» **TESTO**

━━━━━━━━━━━━━━━━━━━━━━━━━━━━━━

Una botta, ma per fortuna niente di rotto: in ogni caso, ritirato il referto all'ospedale scatta la denuncia ai carabinieri per quanto avvenuto sabato a Leinì, in provincia di Torino durante la gara del campionato di serie C. L'allenatore della Busto Pallanuoto Andrea Crespi è stato colpito da un pugno in faccia al termine della partita molto combattuta contro Project Sport e vinta sul finale proprio dai bustocchi, attualmente secondi in classifica (LEGGI QUI).
Secondo la ricostruzione di Busto, il pugno è stato sferrato da un tifoso avversario sceso dagli spalti mentre i vincitori festeggiavano un successo importante, anche perché non avevano mollato fino all'ultimo credendoci.
Andrea Crespi è andato al pronto soccorso e la Tac non ha rilevato fratture. Resta il trauma fisico ma anche psicologico, in uno sport che comunque ha sempre cercato di mettere al centro fairplay e correttezza. «Grazie a Dio nulla di rotto - ribadisce Crespi - È un episodio grave e per tutela oggi ho definito la denuncia dai carabinieri. È andata bene, ma poteva andare peggio».
Il ds della Busto Pallanuoto Rudy Cattino ribadisce l'amarezza della società: «Dispiace veramente questa aggressione ingiustificata, non c'era alcuna rissa... I ragazzi stavano esultando perché avevano appena vinto una partita difficile».
La società bustocca vuole chiudere questa triste pagina e pensare al futuro, dato che il girone di ritorno inizierà sabato prossimo. Al contempo Cattino osserva: «Stiamo alla finestra, ma monitoriamo perché è giusto che quanto avvenuto non passi inosservato. Per nostra tutela e non solo. La Federazione sicuramente non passerà sopra».

━━━━━━━━━━━━━━━━━━━━━━━━━━━━━━

[Record contenuti in un dataset]
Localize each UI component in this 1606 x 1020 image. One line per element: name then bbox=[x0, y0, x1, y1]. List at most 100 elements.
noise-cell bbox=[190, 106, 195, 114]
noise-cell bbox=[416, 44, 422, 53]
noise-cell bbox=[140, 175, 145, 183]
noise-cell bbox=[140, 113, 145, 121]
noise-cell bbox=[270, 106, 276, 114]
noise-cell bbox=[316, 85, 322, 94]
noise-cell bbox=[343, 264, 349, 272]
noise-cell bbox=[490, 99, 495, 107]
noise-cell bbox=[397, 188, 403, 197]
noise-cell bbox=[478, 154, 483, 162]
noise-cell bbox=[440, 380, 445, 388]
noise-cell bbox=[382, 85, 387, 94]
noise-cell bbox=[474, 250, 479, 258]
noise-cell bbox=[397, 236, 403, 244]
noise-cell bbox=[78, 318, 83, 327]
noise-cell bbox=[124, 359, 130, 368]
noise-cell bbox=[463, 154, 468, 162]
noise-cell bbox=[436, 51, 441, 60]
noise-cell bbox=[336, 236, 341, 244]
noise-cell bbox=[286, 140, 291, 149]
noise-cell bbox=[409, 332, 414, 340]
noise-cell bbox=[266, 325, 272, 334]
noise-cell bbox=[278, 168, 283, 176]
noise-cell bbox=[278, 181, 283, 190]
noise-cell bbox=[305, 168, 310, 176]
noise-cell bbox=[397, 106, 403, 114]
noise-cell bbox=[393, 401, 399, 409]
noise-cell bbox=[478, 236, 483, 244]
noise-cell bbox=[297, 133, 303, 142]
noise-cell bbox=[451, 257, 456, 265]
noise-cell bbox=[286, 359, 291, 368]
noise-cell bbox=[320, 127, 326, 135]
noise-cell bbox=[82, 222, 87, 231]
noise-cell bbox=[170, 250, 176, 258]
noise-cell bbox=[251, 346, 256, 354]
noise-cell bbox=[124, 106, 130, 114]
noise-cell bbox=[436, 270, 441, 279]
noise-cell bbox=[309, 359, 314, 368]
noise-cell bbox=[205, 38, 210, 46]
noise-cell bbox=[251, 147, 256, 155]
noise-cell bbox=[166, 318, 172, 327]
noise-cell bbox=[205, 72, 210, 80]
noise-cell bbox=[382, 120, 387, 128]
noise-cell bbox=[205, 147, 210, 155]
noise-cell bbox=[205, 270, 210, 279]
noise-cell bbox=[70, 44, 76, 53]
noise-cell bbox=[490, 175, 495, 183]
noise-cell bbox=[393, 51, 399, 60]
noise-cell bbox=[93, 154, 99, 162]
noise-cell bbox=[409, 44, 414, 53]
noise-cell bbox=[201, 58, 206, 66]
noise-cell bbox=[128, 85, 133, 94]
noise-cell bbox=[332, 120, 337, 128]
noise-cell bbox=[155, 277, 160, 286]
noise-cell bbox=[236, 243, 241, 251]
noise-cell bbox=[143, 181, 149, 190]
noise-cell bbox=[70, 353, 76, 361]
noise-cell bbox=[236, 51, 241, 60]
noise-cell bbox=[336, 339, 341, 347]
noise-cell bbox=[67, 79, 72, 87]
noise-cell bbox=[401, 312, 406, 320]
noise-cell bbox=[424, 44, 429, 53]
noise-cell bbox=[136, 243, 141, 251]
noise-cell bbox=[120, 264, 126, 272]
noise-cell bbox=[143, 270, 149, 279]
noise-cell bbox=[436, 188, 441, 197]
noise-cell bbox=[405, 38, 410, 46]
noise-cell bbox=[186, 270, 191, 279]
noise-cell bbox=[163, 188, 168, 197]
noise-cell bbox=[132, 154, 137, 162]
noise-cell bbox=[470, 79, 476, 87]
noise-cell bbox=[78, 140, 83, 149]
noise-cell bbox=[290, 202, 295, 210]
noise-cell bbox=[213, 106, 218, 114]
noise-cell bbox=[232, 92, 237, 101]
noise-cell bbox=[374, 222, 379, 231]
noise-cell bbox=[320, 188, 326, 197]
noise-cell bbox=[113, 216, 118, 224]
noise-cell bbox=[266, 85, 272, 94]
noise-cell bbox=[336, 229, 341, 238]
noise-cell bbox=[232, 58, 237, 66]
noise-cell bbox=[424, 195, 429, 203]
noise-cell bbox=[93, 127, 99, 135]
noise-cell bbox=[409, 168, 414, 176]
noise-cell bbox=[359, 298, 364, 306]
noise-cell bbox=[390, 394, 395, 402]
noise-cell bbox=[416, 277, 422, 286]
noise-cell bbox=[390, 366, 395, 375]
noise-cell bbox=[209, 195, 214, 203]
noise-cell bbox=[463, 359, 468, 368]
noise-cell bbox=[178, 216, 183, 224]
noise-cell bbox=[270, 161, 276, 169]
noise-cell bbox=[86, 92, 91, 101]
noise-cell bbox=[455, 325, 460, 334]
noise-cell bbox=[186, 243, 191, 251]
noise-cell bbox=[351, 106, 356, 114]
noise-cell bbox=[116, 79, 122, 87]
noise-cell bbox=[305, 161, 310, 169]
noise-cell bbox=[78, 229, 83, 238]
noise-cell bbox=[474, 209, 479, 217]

━━━━━━━━━━━━━━━━━━━━━━━━━━━━━━

» **IL PROBLEMA**
Per favore, copia dall'articolo sul pugno all'allenatore della Busto Pallanuoto il passo compreso tra "Secondo la ricostruzione" e "fino all'ultimo credendoci.", estremi inclusi.

» **RISULTATO DEL COMPITO**
Secondo la ricostruzione di Busto, il pugno è stato sferrato da un tifoso avversario sceso dagli spalti mentre i vincitori festeggiavano un successo importante, anche perché non avevano mollato fino all'ultimo credendoci.